Objective
Keep every line where the word "title" appears; drop the rest.

Entries from a visual dataset:
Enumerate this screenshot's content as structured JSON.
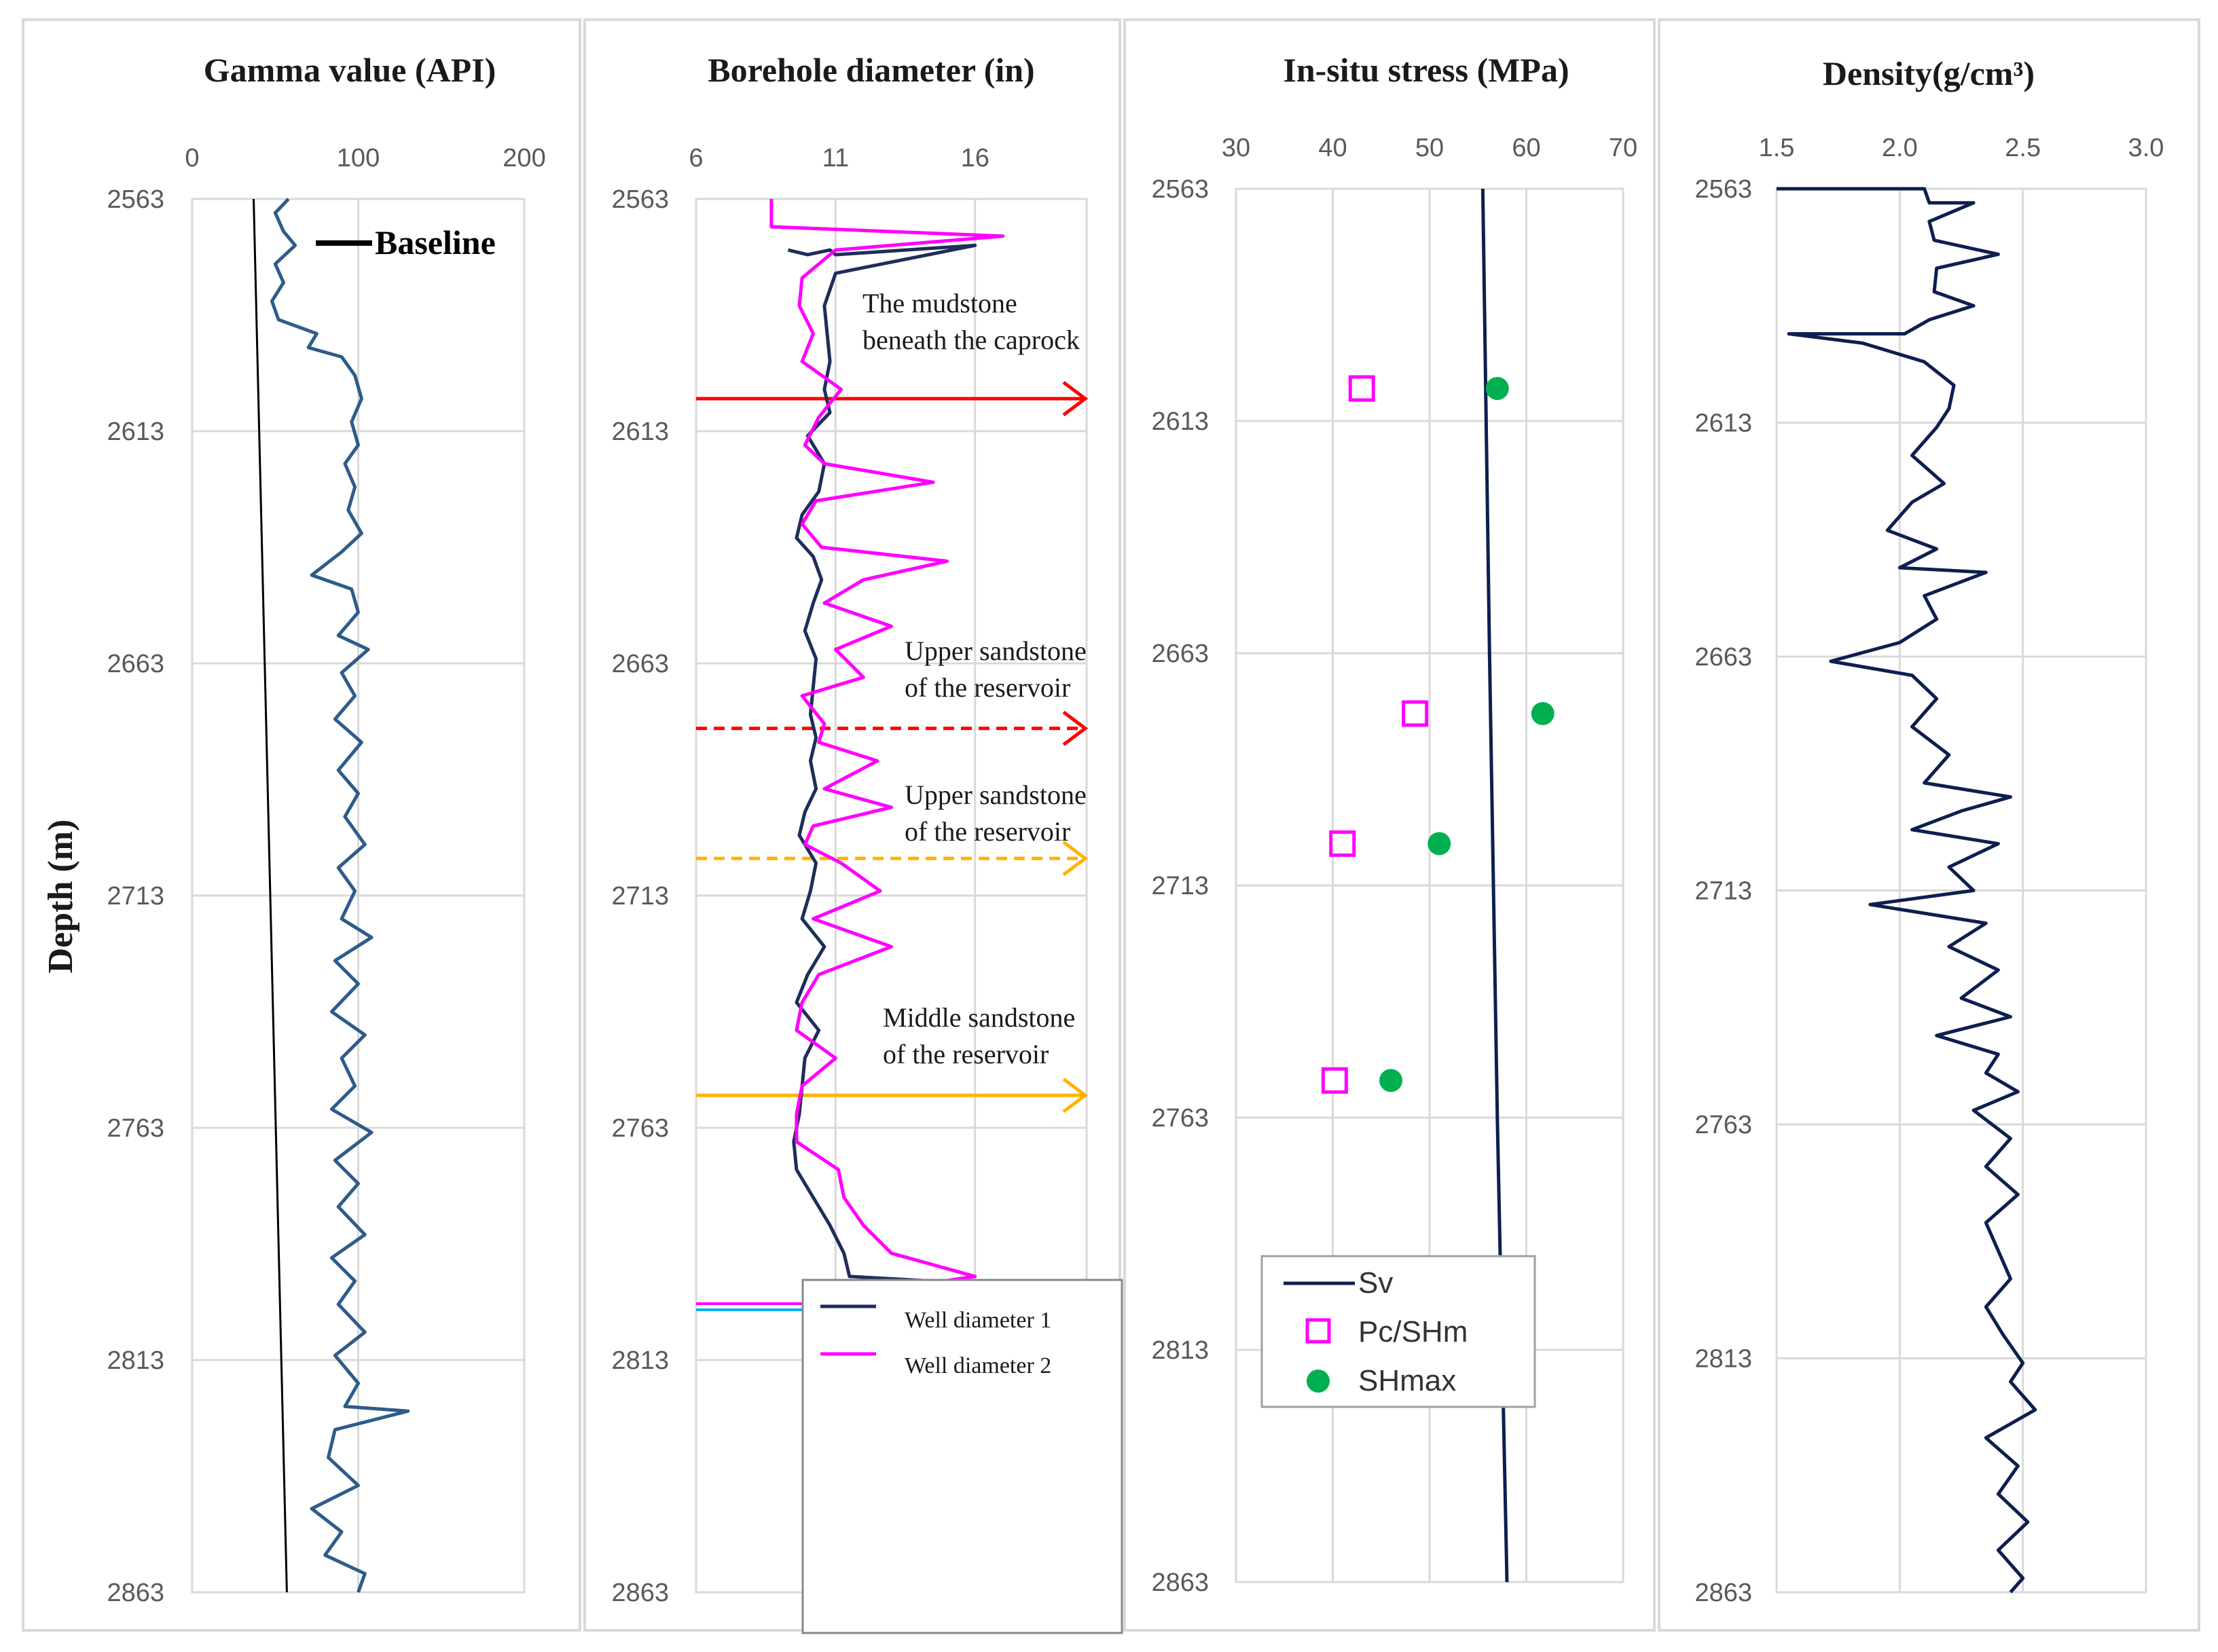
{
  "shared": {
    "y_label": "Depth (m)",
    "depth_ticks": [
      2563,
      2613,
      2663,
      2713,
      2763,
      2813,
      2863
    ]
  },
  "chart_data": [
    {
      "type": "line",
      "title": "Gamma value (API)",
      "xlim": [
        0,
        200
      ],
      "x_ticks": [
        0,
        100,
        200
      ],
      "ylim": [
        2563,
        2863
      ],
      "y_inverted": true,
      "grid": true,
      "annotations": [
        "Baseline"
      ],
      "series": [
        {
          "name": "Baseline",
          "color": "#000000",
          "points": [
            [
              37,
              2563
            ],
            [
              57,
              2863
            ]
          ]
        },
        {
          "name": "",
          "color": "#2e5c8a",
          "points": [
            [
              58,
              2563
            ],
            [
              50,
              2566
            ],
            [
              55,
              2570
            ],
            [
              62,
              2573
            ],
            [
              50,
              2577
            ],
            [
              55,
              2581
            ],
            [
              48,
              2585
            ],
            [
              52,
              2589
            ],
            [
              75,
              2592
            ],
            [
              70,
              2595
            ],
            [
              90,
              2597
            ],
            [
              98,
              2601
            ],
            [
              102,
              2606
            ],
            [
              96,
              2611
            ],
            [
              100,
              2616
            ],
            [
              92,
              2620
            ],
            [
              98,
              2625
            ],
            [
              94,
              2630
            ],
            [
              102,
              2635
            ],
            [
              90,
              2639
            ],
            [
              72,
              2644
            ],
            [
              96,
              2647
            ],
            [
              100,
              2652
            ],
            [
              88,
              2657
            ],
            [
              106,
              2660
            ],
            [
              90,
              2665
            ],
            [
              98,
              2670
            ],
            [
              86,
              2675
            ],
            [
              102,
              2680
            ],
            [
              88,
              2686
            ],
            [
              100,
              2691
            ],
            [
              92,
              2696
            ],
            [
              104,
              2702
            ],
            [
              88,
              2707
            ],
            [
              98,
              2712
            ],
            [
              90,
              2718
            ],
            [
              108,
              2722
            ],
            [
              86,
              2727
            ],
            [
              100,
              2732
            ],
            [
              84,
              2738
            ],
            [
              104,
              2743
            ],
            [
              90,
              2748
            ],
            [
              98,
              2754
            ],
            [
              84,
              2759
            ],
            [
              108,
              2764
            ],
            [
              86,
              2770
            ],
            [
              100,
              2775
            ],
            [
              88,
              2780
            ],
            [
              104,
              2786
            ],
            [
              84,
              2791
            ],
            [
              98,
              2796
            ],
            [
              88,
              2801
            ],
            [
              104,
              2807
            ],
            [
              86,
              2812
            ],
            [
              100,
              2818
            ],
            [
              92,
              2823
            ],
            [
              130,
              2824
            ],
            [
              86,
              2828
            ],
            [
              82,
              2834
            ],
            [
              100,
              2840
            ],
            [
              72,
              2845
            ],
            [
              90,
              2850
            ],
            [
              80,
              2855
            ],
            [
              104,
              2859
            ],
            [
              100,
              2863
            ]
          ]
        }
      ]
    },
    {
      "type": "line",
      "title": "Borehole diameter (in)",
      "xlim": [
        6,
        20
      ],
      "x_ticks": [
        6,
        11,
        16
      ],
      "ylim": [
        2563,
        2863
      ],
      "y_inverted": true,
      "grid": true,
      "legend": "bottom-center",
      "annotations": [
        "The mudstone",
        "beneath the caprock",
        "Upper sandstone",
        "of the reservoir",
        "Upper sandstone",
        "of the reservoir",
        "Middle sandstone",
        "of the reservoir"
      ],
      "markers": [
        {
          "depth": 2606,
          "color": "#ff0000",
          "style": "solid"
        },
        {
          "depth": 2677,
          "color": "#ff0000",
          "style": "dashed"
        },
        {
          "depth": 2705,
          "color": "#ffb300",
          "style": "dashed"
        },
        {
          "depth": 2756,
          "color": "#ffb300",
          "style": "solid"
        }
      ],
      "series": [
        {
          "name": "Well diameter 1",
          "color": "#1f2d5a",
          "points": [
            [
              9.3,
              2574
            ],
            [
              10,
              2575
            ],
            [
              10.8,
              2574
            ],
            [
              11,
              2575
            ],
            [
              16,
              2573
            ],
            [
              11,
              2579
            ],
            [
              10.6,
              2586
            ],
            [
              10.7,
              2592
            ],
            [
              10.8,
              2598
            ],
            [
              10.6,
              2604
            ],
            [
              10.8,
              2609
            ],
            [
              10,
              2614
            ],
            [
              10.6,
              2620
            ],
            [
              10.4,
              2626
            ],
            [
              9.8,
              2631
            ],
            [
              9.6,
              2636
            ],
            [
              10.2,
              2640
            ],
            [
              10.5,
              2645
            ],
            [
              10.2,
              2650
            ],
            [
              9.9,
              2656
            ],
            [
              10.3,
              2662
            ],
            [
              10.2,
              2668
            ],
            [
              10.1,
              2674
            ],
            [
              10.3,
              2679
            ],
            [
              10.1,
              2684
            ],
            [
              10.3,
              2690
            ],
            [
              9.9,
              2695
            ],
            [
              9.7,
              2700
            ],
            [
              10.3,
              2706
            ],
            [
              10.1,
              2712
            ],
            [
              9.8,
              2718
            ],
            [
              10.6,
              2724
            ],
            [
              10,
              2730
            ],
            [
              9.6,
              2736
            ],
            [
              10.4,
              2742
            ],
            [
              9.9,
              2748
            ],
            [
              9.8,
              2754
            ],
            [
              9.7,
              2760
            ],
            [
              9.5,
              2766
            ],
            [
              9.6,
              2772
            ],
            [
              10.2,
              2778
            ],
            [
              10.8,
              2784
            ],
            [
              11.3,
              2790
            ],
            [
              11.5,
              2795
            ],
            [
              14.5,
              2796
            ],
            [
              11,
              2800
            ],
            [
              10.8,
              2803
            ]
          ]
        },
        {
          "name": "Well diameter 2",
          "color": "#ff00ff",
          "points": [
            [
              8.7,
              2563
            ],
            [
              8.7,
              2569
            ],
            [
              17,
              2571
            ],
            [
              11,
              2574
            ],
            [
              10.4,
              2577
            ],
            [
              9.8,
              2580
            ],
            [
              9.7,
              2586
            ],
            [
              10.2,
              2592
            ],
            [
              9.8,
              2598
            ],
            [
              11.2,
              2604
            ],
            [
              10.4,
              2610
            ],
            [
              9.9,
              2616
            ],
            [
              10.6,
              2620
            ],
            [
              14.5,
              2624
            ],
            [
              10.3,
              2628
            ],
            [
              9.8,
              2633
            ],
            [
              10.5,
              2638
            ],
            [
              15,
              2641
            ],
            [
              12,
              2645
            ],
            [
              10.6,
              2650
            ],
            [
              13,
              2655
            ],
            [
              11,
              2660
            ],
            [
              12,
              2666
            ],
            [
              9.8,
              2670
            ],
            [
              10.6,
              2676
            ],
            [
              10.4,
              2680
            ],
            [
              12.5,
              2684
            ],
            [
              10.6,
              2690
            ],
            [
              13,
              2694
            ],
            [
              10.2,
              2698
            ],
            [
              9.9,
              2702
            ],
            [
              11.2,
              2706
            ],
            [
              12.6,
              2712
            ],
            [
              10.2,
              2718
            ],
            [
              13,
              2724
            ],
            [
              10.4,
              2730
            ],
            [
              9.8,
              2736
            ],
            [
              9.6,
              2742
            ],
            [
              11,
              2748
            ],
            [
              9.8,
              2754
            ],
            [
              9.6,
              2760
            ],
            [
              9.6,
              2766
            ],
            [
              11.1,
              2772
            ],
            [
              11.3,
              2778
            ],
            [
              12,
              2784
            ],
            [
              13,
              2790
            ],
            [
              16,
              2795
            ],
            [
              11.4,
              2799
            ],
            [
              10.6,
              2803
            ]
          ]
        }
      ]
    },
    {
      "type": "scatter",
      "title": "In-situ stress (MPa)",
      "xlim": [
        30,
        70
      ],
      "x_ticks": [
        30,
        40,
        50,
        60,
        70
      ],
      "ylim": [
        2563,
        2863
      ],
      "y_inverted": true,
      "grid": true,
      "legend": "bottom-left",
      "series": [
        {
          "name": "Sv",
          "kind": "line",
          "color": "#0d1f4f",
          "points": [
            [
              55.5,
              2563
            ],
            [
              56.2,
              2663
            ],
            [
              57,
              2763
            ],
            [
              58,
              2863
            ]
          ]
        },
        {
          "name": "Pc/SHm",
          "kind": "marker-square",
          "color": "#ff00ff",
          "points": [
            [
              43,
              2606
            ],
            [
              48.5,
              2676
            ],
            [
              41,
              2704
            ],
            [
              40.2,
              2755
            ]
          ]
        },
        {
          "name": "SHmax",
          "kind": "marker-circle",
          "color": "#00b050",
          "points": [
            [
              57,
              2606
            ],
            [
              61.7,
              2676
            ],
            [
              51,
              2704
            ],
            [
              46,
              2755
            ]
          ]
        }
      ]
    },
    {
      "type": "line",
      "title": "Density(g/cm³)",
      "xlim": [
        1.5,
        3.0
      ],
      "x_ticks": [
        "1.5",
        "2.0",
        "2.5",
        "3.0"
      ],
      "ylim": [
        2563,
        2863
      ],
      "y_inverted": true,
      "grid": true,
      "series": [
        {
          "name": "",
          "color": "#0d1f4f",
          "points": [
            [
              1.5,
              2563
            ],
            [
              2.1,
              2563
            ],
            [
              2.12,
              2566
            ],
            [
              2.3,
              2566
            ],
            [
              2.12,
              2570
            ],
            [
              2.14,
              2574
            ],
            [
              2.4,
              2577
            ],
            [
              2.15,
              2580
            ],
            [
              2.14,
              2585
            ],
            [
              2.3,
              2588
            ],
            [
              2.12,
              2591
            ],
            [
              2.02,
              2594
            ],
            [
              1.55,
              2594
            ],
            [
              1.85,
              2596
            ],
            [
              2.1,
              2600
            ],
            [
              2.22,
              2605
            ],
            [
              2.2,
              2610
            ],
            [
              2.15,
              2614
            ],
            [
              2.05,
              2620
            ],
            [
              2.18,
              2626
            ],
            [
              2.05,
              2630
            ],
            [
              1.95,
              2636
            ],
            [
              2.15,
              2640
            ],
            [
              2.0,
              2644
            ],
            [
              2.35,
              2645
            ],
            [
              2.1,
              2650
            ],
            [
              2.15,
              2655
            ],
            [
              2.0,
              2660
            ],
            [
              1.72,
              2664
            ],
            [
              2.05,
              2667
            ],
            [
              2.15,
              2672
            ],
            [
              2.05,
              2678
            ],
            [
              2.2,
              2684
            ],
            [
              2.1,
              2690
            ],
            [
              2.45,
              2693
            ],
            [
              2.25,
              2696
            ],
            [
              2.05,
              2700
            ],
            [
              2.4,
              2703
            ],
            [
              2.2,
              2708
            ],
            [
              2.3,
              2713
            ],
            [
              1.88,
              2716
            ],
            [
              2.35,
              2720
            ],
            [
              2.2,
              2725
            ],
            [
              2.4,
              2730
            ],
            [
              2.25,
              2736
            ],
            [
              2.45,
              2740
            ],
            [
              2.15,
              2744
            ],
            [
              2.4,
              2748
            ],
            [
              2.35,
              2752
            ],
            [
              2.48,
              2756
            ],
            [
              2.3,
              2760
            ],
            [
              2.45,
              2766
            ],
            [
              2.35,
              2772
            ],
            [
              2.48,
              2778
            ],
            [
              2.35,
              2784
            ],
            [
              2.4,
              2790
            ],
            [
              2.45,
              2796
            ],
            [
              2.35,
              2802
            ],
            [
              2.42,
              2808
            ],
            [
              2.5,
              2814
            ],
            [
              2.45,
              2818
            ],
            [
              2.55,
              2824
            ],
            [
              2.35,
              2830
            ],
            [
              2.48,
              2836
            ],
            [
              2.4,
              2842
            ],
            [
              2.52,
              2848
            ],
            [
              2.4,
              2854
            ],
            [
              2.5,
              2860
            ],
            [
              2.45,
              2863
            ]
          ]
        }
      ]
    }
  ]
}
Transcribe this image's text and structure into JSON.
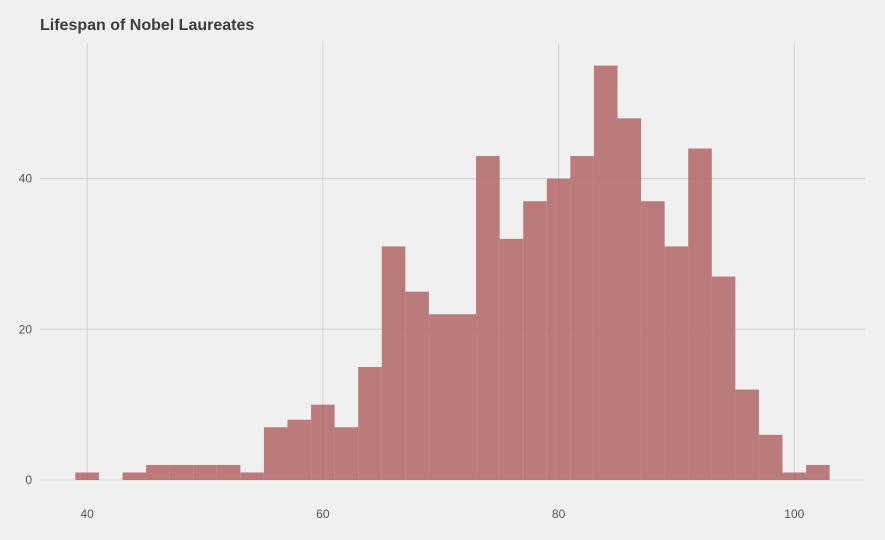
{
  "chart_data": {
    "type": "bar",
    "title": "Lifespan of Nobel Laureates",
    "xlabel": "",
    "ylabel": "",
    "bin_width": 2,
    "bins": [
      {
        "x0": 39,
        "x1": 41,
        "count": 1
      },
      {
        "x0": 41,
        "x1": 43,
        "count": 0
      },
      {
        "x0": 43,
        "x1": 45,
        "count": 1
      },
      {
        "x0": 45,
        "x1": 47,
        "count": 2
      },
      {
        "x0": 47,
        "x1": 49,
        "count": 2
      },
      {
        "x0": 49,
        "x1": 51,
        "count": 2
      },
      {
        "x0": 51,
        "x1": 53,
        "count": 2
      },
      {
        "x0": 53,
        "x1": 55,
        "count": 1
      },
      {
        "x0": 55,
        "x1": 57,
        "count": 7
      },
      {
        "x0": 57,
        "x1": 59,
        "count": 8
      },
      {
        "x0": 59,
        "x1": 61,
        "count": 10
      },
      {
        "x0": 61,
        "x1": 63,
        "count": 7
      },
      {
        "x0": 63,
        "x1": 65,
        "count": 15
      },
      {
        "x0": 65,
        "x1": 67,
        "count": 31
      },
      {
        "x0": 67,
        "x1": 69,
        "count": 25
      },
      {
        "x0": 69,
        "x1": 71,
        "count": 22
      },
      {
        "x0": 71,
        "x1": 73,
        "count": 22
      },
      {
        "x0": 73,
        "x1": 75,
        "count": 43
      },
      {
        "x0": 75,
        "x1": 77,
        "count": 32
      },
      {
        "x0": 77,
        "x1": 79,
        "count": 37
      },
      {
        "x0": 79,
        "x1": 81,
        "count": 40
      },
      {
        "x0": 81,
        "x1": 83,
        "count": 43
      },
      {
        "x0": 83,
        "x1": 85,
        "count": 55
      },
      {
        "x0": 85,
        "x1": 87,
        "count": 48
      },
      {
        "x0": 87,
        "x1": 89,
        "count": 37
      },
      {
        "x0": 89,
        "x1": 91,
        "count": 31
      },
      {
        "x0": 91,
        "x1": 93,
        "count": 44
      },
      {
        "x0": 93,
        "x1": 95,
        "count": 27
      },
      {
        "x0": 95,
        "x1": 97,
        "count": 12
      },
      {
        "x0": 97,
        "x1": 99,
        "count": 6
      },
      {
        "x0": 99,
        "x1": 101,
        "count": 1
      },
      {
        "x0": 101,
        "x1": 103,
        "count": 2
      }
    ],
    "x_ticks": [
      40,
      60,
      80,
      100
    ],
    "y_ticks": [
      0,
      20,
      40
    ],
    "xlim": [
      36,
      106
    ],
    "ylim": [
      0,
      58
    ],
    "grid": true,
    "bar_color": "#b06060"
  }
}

Task response
      "title": "Gamma value (API)",
      "title": "Borehole diameter (in)",
      "title": "In-situ stress (MPa)",
      "title": "Density(g/cm³)",
    "title": "Lifespan of Nobel Laureates",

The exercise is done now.